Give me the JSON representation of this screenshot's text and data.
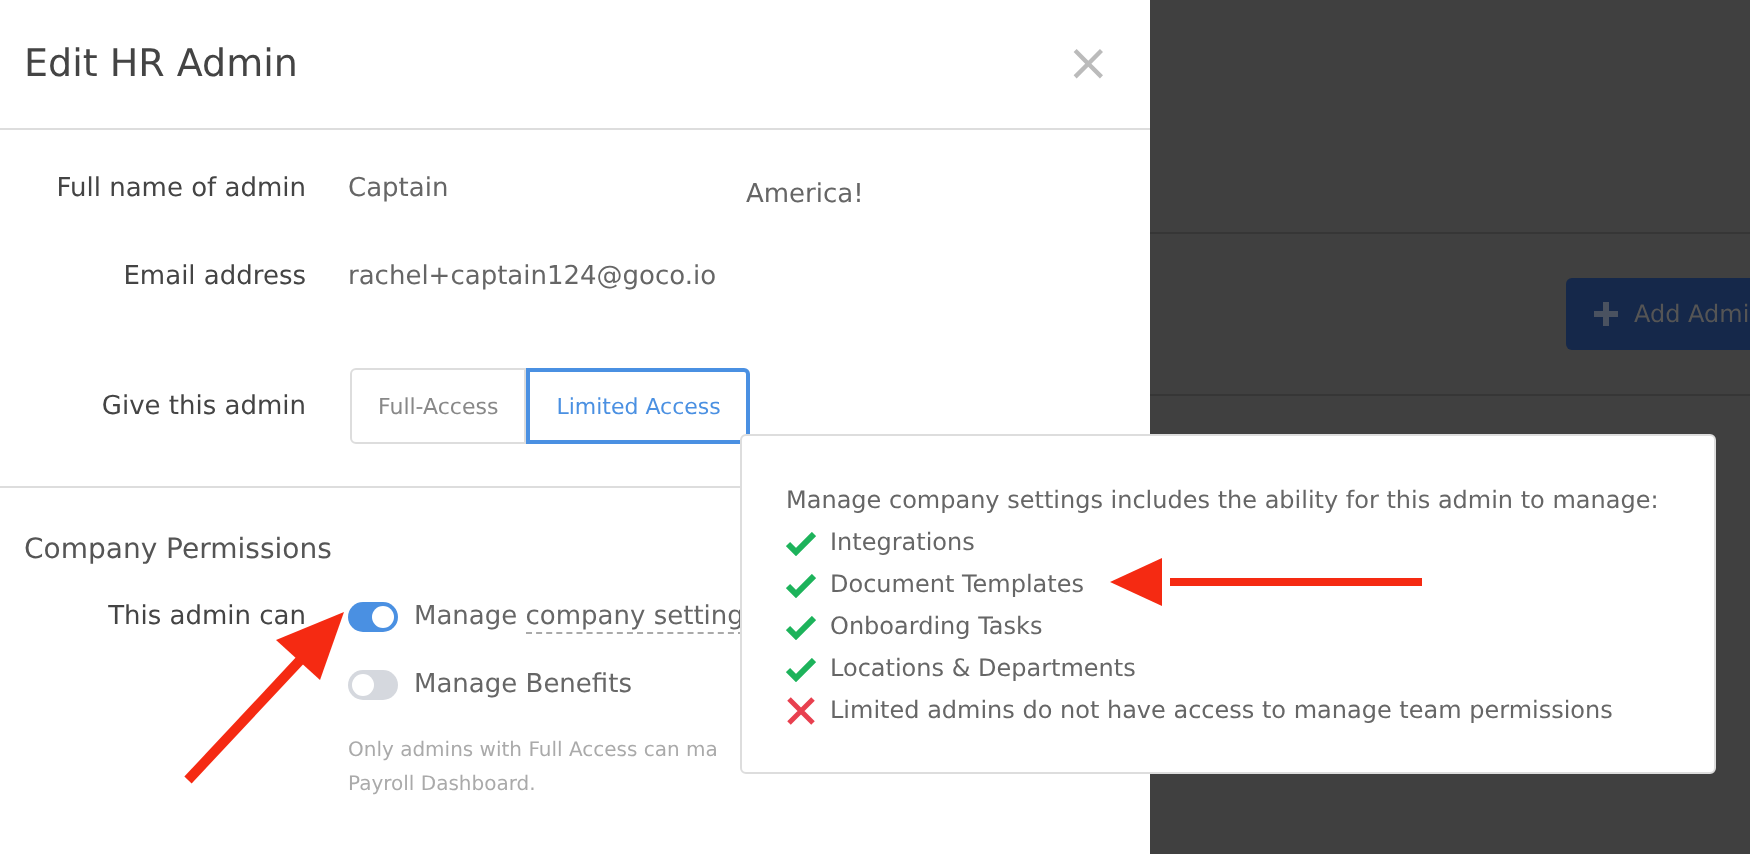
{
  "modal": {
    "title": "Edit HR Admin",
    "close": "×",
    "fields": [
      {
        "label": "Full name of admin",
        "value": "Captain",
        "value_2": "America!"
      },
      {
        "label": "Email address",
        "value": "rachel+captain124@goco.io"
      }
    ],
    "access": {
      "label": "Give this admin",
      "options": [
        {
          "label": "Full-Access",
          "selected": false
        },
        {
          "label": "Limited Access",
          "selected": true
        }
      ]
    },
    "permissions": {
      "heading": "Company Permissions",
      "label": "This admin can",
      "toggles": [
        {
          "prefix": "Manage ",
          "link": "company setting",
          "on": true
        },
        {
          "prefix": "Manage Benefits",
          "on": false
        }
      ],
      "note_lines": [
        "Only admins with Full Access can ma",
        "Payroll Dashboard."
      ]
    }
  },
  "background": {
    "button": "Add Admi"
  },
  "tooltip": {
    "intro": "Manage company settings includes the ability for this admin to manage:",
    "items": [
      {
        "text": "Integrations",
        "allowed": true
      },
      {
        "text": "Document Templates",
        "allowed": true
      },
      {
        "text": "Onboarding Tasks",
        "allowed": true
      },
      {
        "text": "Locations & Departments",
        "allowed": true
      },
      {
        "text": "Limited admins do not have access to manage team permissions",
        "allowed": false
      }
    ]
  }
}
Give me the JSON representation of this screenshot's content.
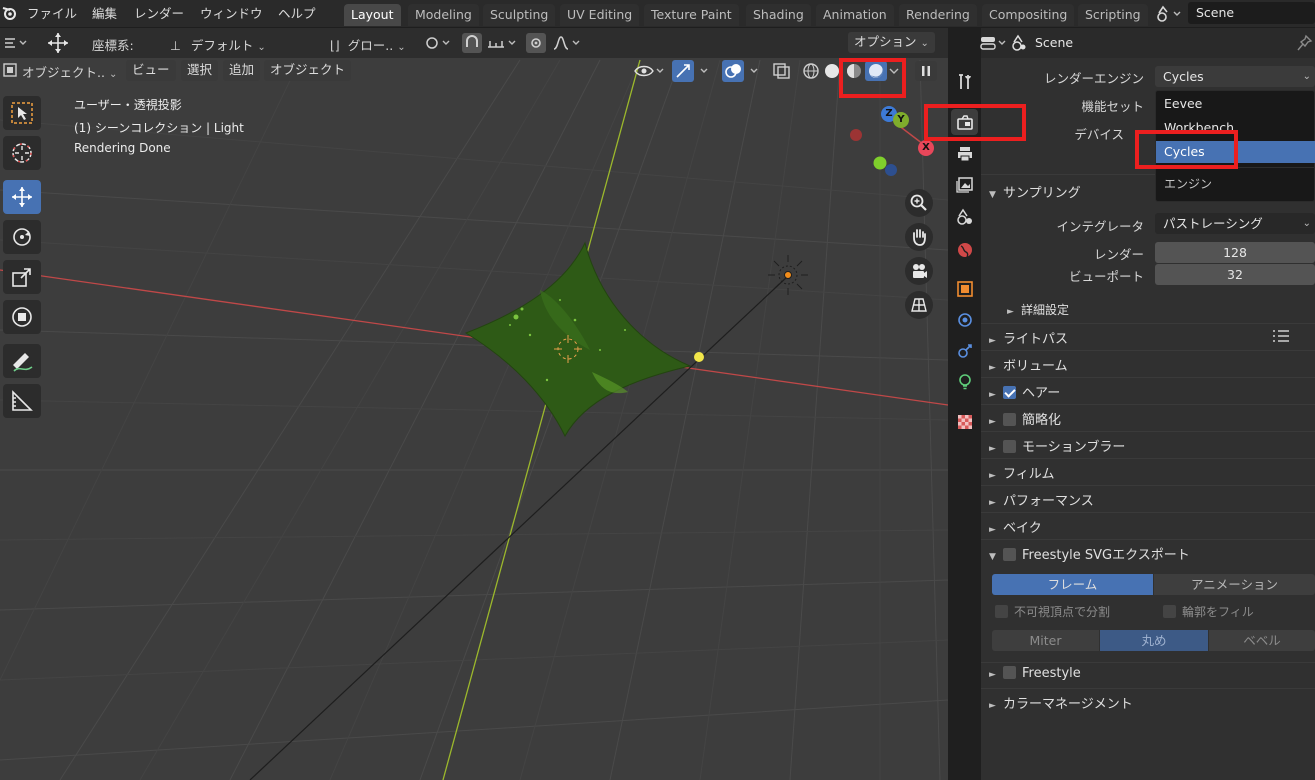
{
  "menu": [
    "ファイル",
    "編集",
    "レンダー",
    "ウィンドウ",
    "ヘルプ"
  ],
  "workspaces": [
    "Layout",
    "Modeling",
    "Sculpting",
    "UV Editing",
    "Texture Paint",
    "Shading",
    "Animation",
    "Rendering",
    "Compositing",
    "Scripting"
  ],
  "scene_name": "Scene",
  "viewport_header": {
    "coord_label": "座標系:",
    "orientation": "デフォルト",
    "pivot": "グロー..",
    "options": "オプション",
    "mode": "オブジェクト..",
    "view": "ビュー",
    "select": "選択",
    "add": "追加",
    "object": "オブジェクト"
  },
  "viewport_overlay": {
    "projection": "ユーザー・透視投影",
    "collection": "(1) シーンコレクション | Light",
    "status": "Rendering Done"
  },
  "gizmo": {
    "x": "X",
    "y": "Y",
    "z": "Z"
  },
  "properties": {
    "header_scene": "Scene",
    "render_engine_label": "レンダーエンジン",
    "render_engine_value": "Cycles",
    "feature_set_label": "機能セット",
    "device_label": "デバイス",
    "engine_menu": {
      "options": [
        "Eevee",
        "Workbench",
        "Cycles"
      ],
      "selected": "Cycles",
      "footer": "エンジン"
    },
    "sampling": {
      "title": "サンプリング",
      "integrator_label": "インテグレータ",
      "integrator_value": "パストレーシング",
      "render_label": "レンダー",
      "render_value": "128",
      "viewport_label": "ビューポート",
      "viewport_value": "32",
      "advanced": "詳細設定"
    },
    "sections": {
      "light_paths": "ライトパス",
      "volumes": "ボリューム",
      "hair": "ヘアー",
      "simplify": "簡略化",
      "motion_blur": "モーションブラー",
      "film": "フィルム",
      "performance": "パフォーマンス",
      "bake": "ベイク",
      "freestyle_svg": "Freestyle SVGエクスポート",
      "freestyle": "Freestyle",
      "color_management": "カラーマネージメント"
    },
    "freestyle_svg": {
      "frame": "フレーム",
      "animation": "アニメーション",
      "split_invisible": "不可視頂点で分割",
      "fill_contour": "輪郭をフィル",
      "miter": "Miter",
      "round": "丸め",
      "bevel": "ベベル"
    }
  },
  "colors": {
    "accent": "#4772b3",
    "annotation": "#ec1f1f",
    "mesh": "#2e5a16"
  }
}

++++++++

Problem requirements: Set the listing down in full and exactly. Pictures within it should not appear in the copy.

Task solution:
Give me the JSON representation of this screenshot's text and data.
{
  "modal": {
    "title": "Edit HR Admin",
    "close": "×",
    "fields": [
      {
        "label": "Full name of admin",
        "value": "Captain",
        "value_2": "America!"
      },
      {
        "label": "Email address",
        "value": "rachel+captain124@goco.io"
      }
    ],
    "access": {
      "label": "Give this admin",
      "options": [
        {
          "label": "Full-Access",
          "selected": false
        },
        {
          "label": "Limited Access",
          "selected": true
        }
      ]
    },
    "permissions": {
      "heading": "Company Permissions",
      "label": "This admin can",
      "toggles": [
        {
          "prefix": "Manage ",
          "link": "company setting",
          "on": true
        },
        {
          "prefix": "Manage Benefits",
          "on": false
        }
      ],
      "note_lines": [
        "Only admins with Full Access can ma",
        "Payroll Dashboard."
      ]
    }
  },
  "background": {
    "button": "Add Admi"
  },
  "tooltip": {
    "intro": "Manage company settings includes the ability for this admin to manage:",
    "items": [
      {
        "text": "Integrations",
        "allowed": true
      },
      {
        "text": "Document Templates",
        "allowed": true
      },
      {
        "text": "Onboarding Tasks",
        "allowed": true
      },
      {
        "text": "Locations & Departments",
        "allowed": true
      },
      {
        "text": "Limited admins do not have access to manage team permissions",
        "allowed": false
      }
    ]
  }
}
Give me the JSON representation of this screenshot's content.
{
  "menu": [
    "ファイル",
    "編集",
    "レンダー",
    "ウィンドウ",
    "ヘルプ"
  ],
  "workspaces": [
    "Layout",
    "Modeling",
    "Sculpting",
    "UV Editing",
    "Texture Paint",
    "Shading",
    "Animation",
    "Rendering",
    "Compositing",
    "Scripting"
  ],
  "scene_name": "Scene",
  "viewport_header": {
    "coord_label": "座標系:",
    "orientation": "デフォルト",
    "pivot": "グロー..",
    "options": "オプション",
    "mode": "オブジェクト..",
    "view": "ビュー",
    "select": "選択",
    "add": "追加",
    "object": "オブジェクト"
  },
  "viewport_overlay": {
    "projection": "ユーザー・透視投影",
    "collection": "(1) シーンコレクション | Light",
    "status": "Rendering Done"
  },
  "gizmo": {
    "x": "X",
    "y": "Y",
    "z": "Z"
  },
  "properties": {
    "header_scene": "Scene",
    "render_engine_label": "レンダーエンジン",
    "render_engine_value": "Cycles",
    "feature_set_label": "機能セット",
    "device_label": "デバイス",
    "engine_menu": {
      "options": [
        "Eevee",
        "Workbench",
        "Cycles"
      ],
      "selected": "Cycles",
      "footer": "エンジン"
    },
    "sampling": {
      "title": "サンプリング",
      "integrator_label": "インテグレータ",
      "integrator_value": "パストレーシング",
      "render_label": "レンダー",
      "render_value": "128",
      "viewport_label": "ビューポート",
      "viewport_value": "32",
      "advanced": "詳細設定"
    },
    "sections": {
      "light_paths": "ライトパス",
      "volumes": "ボリューム",
      "hair": "ヘアー",
      "simplify": "簡略化",
      "motion_blur": "モーションブラー",
      "film": "フィルム",
      "performance": "パフォーマンス",
      "bake": "ベイク",
      "freestyle_svg": "Freestyle SVGエクスポート",
      "freestyle": "Freestyle",
      "color_management": "カラーマネージメント"
    },
    "freestyle_svg": {
      "frame": "フレーム",
      "animation": "アニメーション",
      "split_invisible": "不可視頂点で分割",
      "fill_contour": "輪郭をフィル",
      "miter": "Miter",
      "round": "丸め",
      "bevel": "ベベル"
    }
  },
  "colors": {
    "accent": "#4772b3",
    "annotation": "#ec1f1f",
    "mesh": "#2e5a16"
  }
}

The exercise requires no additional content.